** BEGIN DATA TO USE **

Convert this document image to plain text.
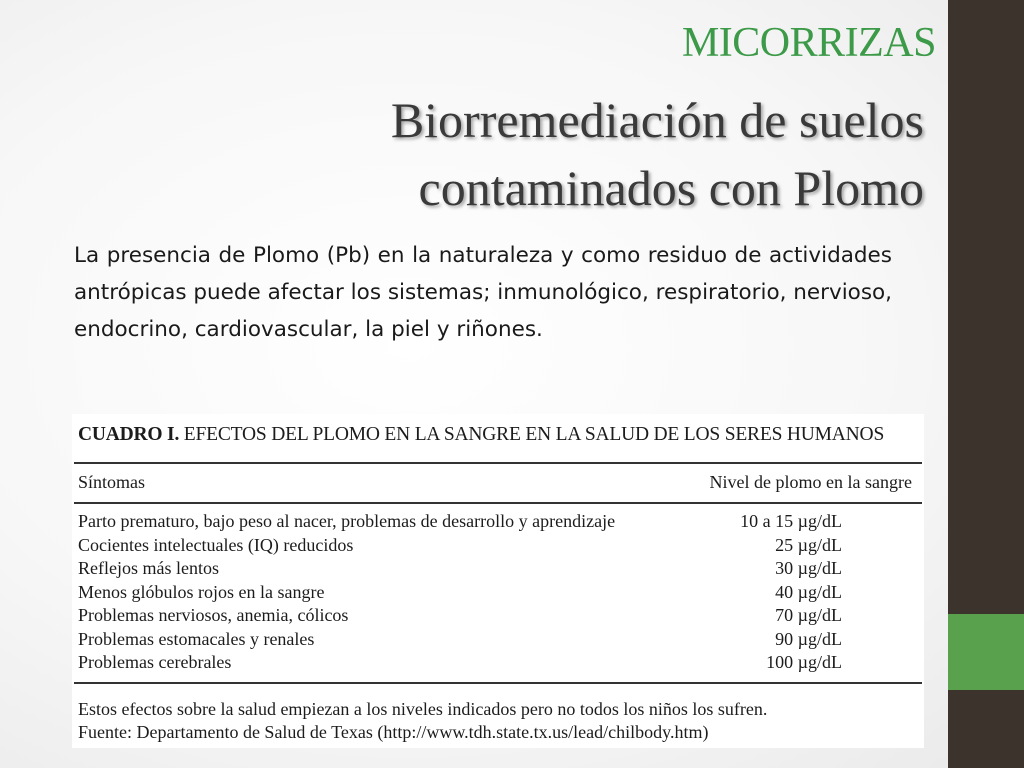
MICORRIZAS
Biorremediación de suelos
contaminados con Plomo
La presencia de Plomo (Pb) en la naturaleza y como residuo de actividades antrópicas puede afectar los sistemas; inmunológico, respiratorio, nervioso, endocrino, cardiovascular, la piel y riñones.
CUADRO I. EFECTOS DEL PLOMO EN LA SANGRE EN LA SALUD DE LOS SERES HUMANOS
Síntomas	Nivel de plomo en la sangre
Parto prematuro, bajo peso al nacer, problemas de desarrollo y aprendizaje	10 a 15 µg/dL
Cocientes intelectuales (IQ) reducidos	25 µg/dL
Reflejos más lentos	30 µg/dL
Menos glóbulos rojos en la sangre	40 µg/dL
Problemas nerviosos, anemia, cólicos	70 µg/dL
Problemas estomacales y renales	90 µg/dL
Problemas cerebrales	100 µg/dL
Estos efectos sobre la salud empiezan a los niveles indicados pero no todos los niños los sufren.
Fuente: Departamento de Salud de Texas (http://www.tdh.state.tx.us/lead/chilbody.htm)
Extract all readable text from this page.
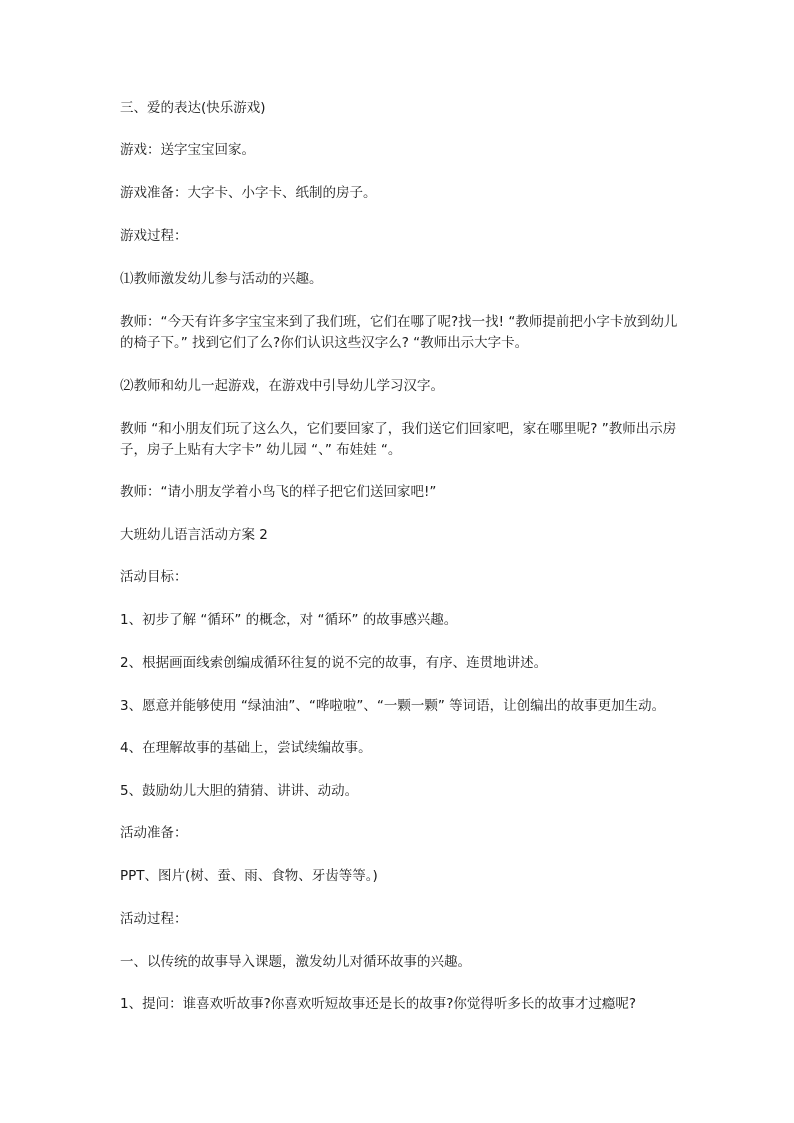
三、爱的表达(快乐游戏)

游戏：送字宝宝回家。

游戏准备：大字卡、小字卡、纸制的房子。

游戏过程：

⑴教师激发幼儿参与活动的兴趣。

教师：“今天有许多字宝宝来到了我们班，它们在哪了呢?找一找! “教师提前把小字卡放到幼儿的椅子下。” 找到它们了么?你们认识这些汉字么? “教师出示大字卡。

⑵教师和幼儿一起游戏，在游戏中引导幼儿学习汉字。

教师 “和小朋友们玩了这么久，它们要回家了，我们送它们回家吧，家在哪里呢? ”教师出示房子，房子上贴有大字卡” 幼儿园 “、” 布娃娃 “。

教师：“请小朋友学着小鸟飞的样子把它们送回家吧!”

大班幼儿语言活动方案 2

活动目标：

1、初步了解 “循环” 的概念，对 “循环” 的故事感兴趣。

2、根据画面线索创编成循环往复的说不完的故事，有序、连贯地讲述。

3、愿意并能够使用 “绿油油”、“哗啦啦”、“一颗一颗” 等词语，让创编出的故事更加生动。

4、在理解故事的基础上，尝试续编故事。

5、鼓励幼儿大胆的猜猜、讲讲、动动。

活动准备：

PPT、图片(树、蚕、雨、食物、牙齿等等。)

活动过程：

一、以传统的故事导入课题，激发幼儿对循环故事的兴趣。

1、提问：谁喜欢听故事?你喜欢听短故事还是长的故事?你觉得听多长的故事才过瘾呢?
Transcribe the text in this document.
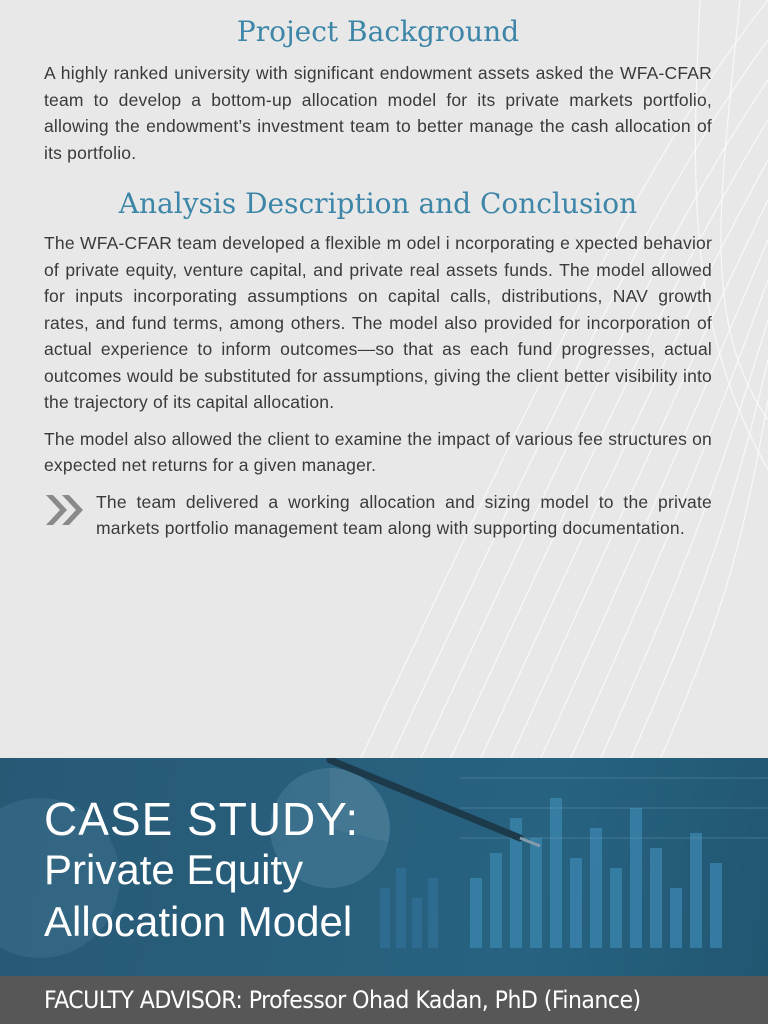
Project Background

A highly ranked university with significant endowment assets asked the WFA-CFAR team to develop a bottom-up allocation model for its private markets portfolio, allowing the endowment’s investment team to better manage the cash allocation of its portfolio.

Analysis Description and Conclusion

The WFA-CFAR team developed a flexible m odel i ncorporating e xpected behavior of private equity, venture capital, and private real assets funds. The model allowed for inputs incorporating assumptions on capital calls, distributions, NAV growth rates, and fund terms, among others. The model also provided for incorporation of actual experience to inform outcomes—so that as each fund progresses, actual outcomes would be substituted for assumptions, giving the client better visibility into the trajectory of its capital allocation.

The model also allowed the client to examine the impact of various fee structures on expected net returns for a given manager.

The team delivered a working allocation and sizing model to the private markets portfolio management team along with supporting documentation.

CASE STUDY:
Private Equity
Allocation Model
FACULTY ADVISOR: Professor Ohad Kadan, PhD (Finance)
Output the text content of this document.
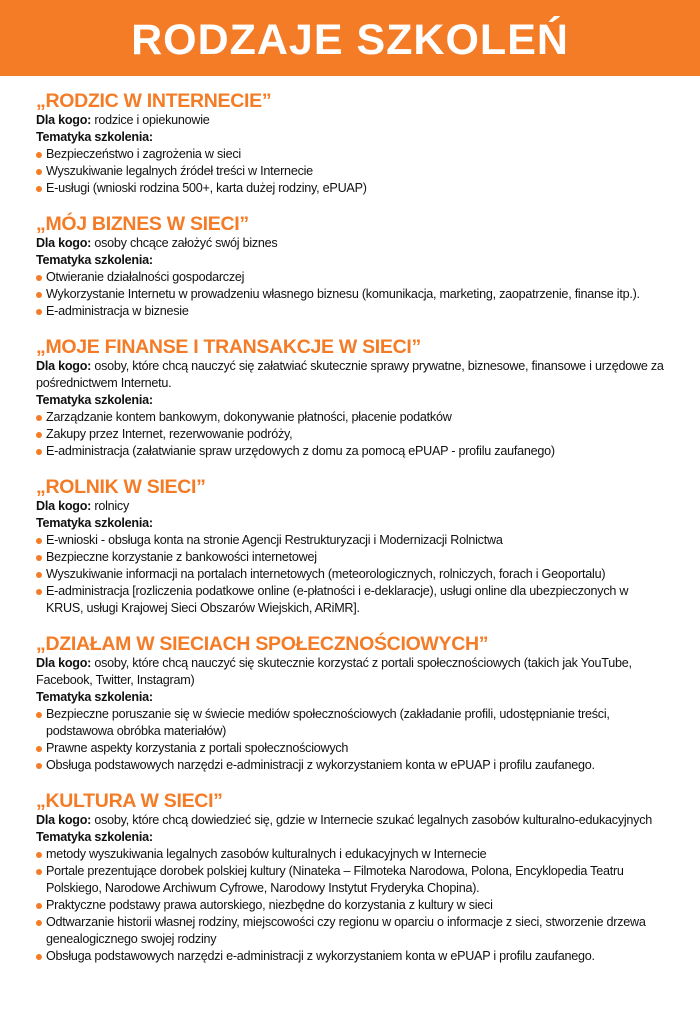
RODZAJE SZKOLEŃ
„RODZIC W INTERNECIE”
Dla kogo: rodzice i opiekunowie
Tematyka szkolenia:
Bezpieczeństwo i zagrożenia w sieci
Wyszukiwanie legalnych źródeł treści w Internecie
E-usługi (wnioski rodzina 500+, karta dużej rodziny, ePUAP)
„MÓJ BIZNES W SIECI”
Dla kogo: osoby chcące założyć swój biznes
Tematyka szkolenia:
Otwieranie działalności gospodarczej
Wykorzystanie Internetu w prowadzeniu własnego biznesu (komunikacja, marketing, zaopatrzenie, finanse itp.).
E-administracja w biznesie
„MOJE FINANSE I TRANSAKCJE W SIECI”
Dla kogo: osoby, które chcą nauczyć się załatwiać skutecznie sprawy prywatne, biznesowe, finansowe i urzędowe za pośrednictwem Internetu.
Tematyka szkolenia:
Zarządzanie kontem bankowym, dokonywanie płatności, płacenie podatków
Zakupy przez Internet, rezerwowanie podróży,
E-administracja (załatwianie spraw urzędowych z domu za pomocą ePUAP - profilu zaufanego)
„ROLNIK W SIECI”
Dla kogo: rolnicy
Tematyka szkolenia:
E-wnioski - obsługa konta na stronie Agencji Restrukturyzacji i Modernizacji Rolnictwa
Bezpieczne korzystanie z bankowości internetowej
Wyszukiwanie informacji na portalach internetowych (meteorologicznych, rolniczych, forach i Geoportalu)
E-administracja [rozliczenia podatkowe online (e-płatności i e-deklaracje), usługi online dla ubezpieczonych w KRUS, usługi Krajowej Sieci Obszarów Wiejskich, ARiMR].
„DZIAŁAM W SIECIACH SPOŁECZNOŚCIOWYCH”
Dla kogo: osoby, które chcą nauczyć się skutecznie korzystać z portali społecznościowych (takich jak YouTube, Facebook, Twitter, Instagram)
Tematyka szkolenia:
Bezpieczne poruszanie się w świecie mediów społecznościowych (zakładanie profili, udostępnianie treści, podstawowa obróbka materiałów)
Prawne aspekty korzystania z portali społecznościowych
Obsługa podstawowych narzędzi e-administracji z wykorzystaniem konta w ePUAP i profilu zaufanego.
„KULTURA W SIECI”
Dla kogo: osoby, które chcą dowiedzieć się, gdzie w Internecie szukać legalnych zasobów kulturalno-edukacyjnych
Tematyka szkolenia:
metody wyszukiwania legalnych zasobów kulturalnych i edukacyjnych w Internecie
Portale prezentujące dorobek polskiej kultury (Ninateka – Filmoteka Narodowa, Polona, Encyklopedia Teatru Polskiego, Narodowe Archiwum Cyfrowe, Narodowy Instytut Fryderyka Chopina).
Praktyczne podstawy prawa autorskiego, niezbędne do korzystania z kultury w sieci
Odtwarzanie historii własnej rodziny, miejscowości czy regionu w oparciu o informacje z sieci, stworzenie drzewa genealogicznego swojej rodziny
Obsługa podstawowych narzędzi e-administracji z wykorzystaniem konta w ePUAP i profilu zaufanego.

** END DATA TO USE **

■ **WHAT IS NEEDED**
In your copy of the records, include no pictures; repeat everything else exactly.

■ **THE REPLY**
Convert this document image to plain text.
MICORRIZAS
Biorremediación de suelos
contaminados con Plomo
La presencia de Plomo (Pb) en la naturaleza y como residuo de actividades antrópicas puede afectar los sistemas; inmunológico, respiratorio, nervioso, endocrino, cardiovascular, la piel y riñones.
CUADRO I. EFECTOS DEL PLOMO EN LA SANGRE EN LA SALUD DE LOS SERES HUMANOS
Síntomas	Nivel de plomo en la sangre
Parto prematuro, bajo peso al nacer, problemas de desarrollo y aprendizaje	10 a 15 µg/dL
Cocientes intelectuales (IQ) reducidos	25 µg/dL
Reflejos más lentos	30 µg/dL
Menos glóbulos rojos en la sangre	40 µg/dL
Problemas nerviosos, anemia, cólicos	70 µg/dL
Problemas estomacales y renales	90 µg/dL
Problemas cerebrales	100 µg/dL
Estos efectos sobre la salud empiezan a los niveles indicados pero no todos los niños los sufren.
Fuente: Departamento de Salud de Texas (http://www.tdh.state.tx.us/lead/chilbody.htm)
Extract all readable text from this page.
三、爱的表达(快乐游戏)

游戏：送字宝宝回家。

游戏准备：大字卡、小字卡、纸制的房子。

游戏过程：

⑴教师激发幼儿参与活动的兴趣。

教师：“今天有许多字宝宝来到了我们班，它们在哪了呢?找一找! “教师提前把小字卡放到幼儿的椅子下。” 找到它们了么?你们认识这些汉字么? “教师出示大字卡。

⑵教师和幼儿一起游戏，在游戏中引导幼儿学习汉字。

教师 “和小朋友们玩了这么久，它们要回家了，我们送它们回家吧，家在哪里呢? ”教师出示房子，房子上贴有大字卡” 幼儿园 “、” 布娃娃 “。

教师：“请小朋友学着小鸟飞的样子把它们送回家吧!”

大班幼儿语言活动方案 2

活动目标：

1、初步了解 “循环” 的概念，对 “循环” 的故事感兴趣。

2、根据画面线索创编成循环往复的说不完的故事，有序、连贯地讲述。

3、愿意并能够使用 “绿油油”、“哗啦啦”、“一颗一颗” 等词语，让创编出的故事更加生动。

4、在理解故事的基础上，尝试续编故事。

5、鼓励幼儿大胆的猜猜、讲讲、动动。

活动准备：

PPT、图片(树、蚕、雨、食物、牙齿等等。)

活动过程：

一、以传统的故事导入课题，激发幼儿对循环故事的兴趣。

1、提问：谁喜欢听故事?你喜欢听短故事还是长的故事?你觉得听多长的故事才过瘾呢?
Transcribe the text in this document.
Project Background

A highly ranked university with significant endowment assets asked the WFA-CFAR team to develop a bottom-up allocation model for its private markets portfolio, allowing the endowment’s investment team to better manage the cash allocation of its portfolio.

Analysis Description and Conclusion

The WFA-CFAR team developed a flexible m odel i ncorporating e xpected behavior of private equity, venture capital, and private real assets funds. The model allowed for inputs incorporating assumptions on capital calls, distributions, NAV growth rates, and fund terms, among others. The model also provided for incorporation of actual experience to inform outcomes—so that as each fund progresses, actual outcomes would be substituted for assumptions, giving the client better visibility into the trajectory of its capital allocation.

The model also allowed the client to examine the impact of various fee structures on expected net returns for a given manager.

The team delivered a working allocation and sizing model to the private markets portfolio management team along with supporting documentation.

CASE STUDY:
Private Equity
Allocation Model
FACULTY ADVISOR: Professor Ohad Kadan, PhD (Finance)
Output the text content of this document.
RODZAJE SZKOLEŃ
„RODZIC W INTERNECIE”
Dla kogo: rodzice i opiekunowie
Tematyka szkolenia:
Bezpieczeństwo i zagrożenia w sieci
Wyszukiwanie legalnych źródeł treści w Internecie
E-usługi (wnioski rodzina 500+, karta dużej rodziny, ePUAP)
„MÓJ BIZNES W SIECI”
Dla kogo: osoby chcące założyć swój biznes
Tematyka szkolenia:
Otwieranie działalności gospodarczej
Wykorzystanie Internetu w prowadzeniu własnego biznesu (komunikacja, marketing, zaopatrzenie, finanse itp.).
E-administracja w biznesie
„MOJE FINANSE I TRANSAKCJE W SIECI”
Dla kogo: osoby, które chcą nauczyć się załatwiać skutecznie sprawy prywatne, biznesowe, finansowe i urzędowe za pośrednictwem Internetu.
Tematyka szkolenia:
Zarządzanie kontem bankowym, dokonywanie płatności, płacenie podatków
Zakupy przez Internet, rezerwowanie podróży,
E-administracja (załatwianie spraw urzędowych z domu za pomocą ePUAP - profilu zaufanego)
„ROLNIK W SIECI”
Dla kogo: rolnicy
Tematyka szkolenia:
E-wnioski - obsługa konta na stronie Agencji Restrukturyzacji i Modernizacji Rolnictwa
Bezpieczne korzystanie z bankowości internetowej
Wyszukiwanie informacji na portalach internetowych (meteorologicznych, rolniczych, forach i Geoportalu)
E-administracja [rozliczenia podatkowe online (e-płatności i e-deklaracje), usługi online dla ubezpieczonych w KRUS, usługi Krajowej Sieci Obszarów Wiejskich, ARiMR].
„DZIAŁAM W SIECIACH SPOŁECZNOŚCIOWYCH”
Dla kogo: osoby, które chcą nauczyć się skutecznie korzystać z portali społecznościowych (takich jak YouTube, Facebook, Twitter, Instagram)
Tematyka szkolenia:
Bezpieczne poruszanie się w świecie mediów społecznościowych (zakładanie profili, udostępnianie treści, podstawowa obróbka materiałów)
Prawne aspekty korzystania z portali społecznościowych
Obsługa podstawowych narzędzi e-administracji z wykorzystaniem konta w ePUAP i profilu zaufanego.
„KULTURA W SIECI”
Dla kogo: osoby, które chcą dowiedzieć się, gdzie w Internecie szukać legalnych zasobów kulturalno-edukacyjnych
Tematyka szkolenia:
metody wyszukiwania legalnych zasobów kulturalnych i edukacyjnych w Internecie
Portale prezentujące dorobek polskiej kultury (Ninateka – Filmoteka Narodowa, Polona, Encyklopedia Teatru Polskiego, Narodowe Archiwum Cyfrowe, Narodowy Instytut Fryderyka Chopina).
Praktyczne podstawy prawa autorskiego, niezbędne do korzystania z kultury w sieci
Odtwarzanie historii własnej rodziny, miejscowości czy regionu w oparciu o informacje z sieci, stworzenie drzewa genealogicznego swojej rodziny
Obsługa podstawowych narzędzi e-administracji z wykorzystaniem konta w ePUAP i profilu zaufanego.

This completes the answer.